Dataset items:
▼▼▼
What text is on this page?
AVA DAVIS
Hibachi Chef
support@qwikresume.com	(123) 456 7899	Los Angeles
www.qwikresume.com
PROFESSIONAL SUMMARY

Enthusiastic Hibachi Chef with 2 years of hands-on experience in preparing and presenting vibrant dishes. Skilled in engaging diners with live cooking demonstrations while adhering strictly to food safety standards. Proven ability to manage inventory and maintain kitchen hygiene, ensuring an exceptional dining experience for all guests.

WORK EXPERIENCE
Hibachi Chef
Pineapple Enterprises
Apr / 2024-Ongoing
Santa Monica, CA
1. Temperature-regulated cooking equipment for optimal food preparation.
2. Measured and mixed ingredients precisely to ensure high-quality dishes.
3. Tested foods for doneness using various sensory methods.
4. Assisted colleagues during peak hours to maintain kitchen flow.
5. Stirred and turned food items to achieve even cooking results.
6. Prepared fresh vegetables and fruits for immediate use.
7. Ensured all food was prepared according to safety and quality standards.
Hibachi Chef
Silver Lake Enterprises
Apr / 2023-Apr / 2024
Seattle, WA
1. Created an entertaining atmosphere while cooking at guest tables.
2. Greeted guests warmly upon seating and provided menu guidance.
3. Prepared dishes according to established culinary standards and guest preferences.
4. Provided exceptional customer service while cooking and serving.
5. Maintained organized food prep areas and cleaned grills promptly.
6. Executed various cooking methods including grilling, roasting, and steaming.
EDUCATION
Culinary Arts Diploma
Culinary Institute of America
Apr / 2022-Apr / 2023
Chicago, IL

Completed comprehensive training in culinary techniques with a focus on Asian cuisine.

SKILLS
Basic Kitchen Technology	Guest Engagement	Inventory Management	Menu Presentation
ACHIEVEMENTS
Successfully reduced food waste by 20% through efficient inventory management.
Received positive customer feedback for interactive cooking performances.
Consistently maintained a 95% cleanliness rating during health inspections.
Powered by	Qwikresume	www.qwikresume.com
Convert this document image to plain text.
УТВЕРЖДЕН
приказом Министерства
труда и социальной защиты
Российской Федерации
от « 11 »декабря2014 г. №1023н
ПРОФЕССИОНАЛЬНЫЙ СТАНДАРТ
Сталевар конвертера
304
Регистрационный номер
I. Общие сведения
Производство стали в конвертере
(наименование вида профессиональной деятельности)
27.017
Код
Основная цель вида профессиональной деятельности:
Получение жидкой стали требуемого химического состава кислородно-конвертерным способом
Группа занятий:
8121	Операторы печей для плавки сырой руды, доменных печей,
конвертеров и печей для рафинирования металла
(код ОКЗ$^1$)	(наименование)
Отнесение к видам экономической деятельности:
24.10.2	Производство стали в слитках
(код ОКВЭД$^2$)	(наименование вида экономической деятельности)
▲▲▲
-- EXERCISE GOAL --
Copy out each record from above, exactly.

-- WRITTEN ANSWER --
What text is on this page?
AVA DAVIS
Hibachi Chef
support@qwikresume.com	(123) 456 7899	Los Angeles
www.qwikresume.com
PROFESSIONAL SUMMARY

Enthusiastic Hibachi Chef with 2 years of hands-on experience in preparing and presenting vibrant dishes. Skilled in engaging diners with live cooking demonstrations while adhering strictly to food safety standards. Proven ability to manage inventory and maintain kitchen hygiene, ensuring an exceptional dining experience for all guests.

WORK EXPERIENCE
Hibachi Chef
Pineapple Enterprises
Apr / 2024-Ongoing
Santa Monica, CA
1. Temperature-regulated cooking equipment for optimal food preparation.
2. Measured and mixed ingredients precisely to ensure high-quality dishes.
3. Tested foods for doneness using various sensory methods.
4. Assisted colleagues during peak hours to maintain kitchen flow.
5. Stirred and turned food items to achieve even cooking results.
6. Prepared fresh vegetables and fruits for immediate use.
7. Ensured all food was prepared according to safety and quality standards.
Hibachi Chef
Silver Lake Enterprises
Apr / 2023-Apr / 2024
Seattle, WA
1. Created an entertaining atmosphere while cooking at guest tables.
2. Greeted guests warmly upon seating and provided menu guidance.
3. Prepared dishes according to established culinary standards and guest preferences.
4. Provided exceptional customer service while cooking and serving.
5. Maintained organized food prep areas and cleaned grills promptly.
6. Executed various cooking methods including grilling, roasting, and steaming.
EDUCATION
Culinary Arts Diploma
Culinary Institute of America
Apr / 2022-Apr / 2023
Chicago, IL

Completed comprehensive training in culinary techniques with a focus on Asian cuisine.

SKILLS
Basic Kitchen Technology	Guest Engagement	Inventory Management	Menu Presentation
ACHIEVEMENTS
Successfully reduced food waste by 20% through efficient inventory management.
Received positive customer feedback for interactive cooking performances.
Consistently maintained a 95% cleanliness rating during health inspections.
Powered by	Qwikresume	www.qwikresume.com
Convert this document image to plain text.
УТВЕРЖДЕН
приказом Министерства
труда и социальной защиты
Российской Федерации
от « 11 »декабря2014 г. №1023н
ПРОФЕССИОНАЛЬНЫЙ СТАНДАРТ
Сталевар конвертера
304
Регистрационный номер
I. Общие сведения
Производство стали в конвертере
(наименование вида профессиональной деятельности)
27.017
Код
Основная цель вида профессиональной деятельности:
Получение жидкой стали требуемого химического состава кислородно-конвертерным способом
Группа занятий:
8121	Операторы печей для плавки сырой руды, доменных печей,
конвертеров и печей для рафинирования металла
(код ОКЗ$^1$)	(наименование)
Отнесение к видам экономической деятельности:
24.10.2	Производство стали в слитках
(код ОКВЭД$^2$)	(наименование вида экономической деятельности)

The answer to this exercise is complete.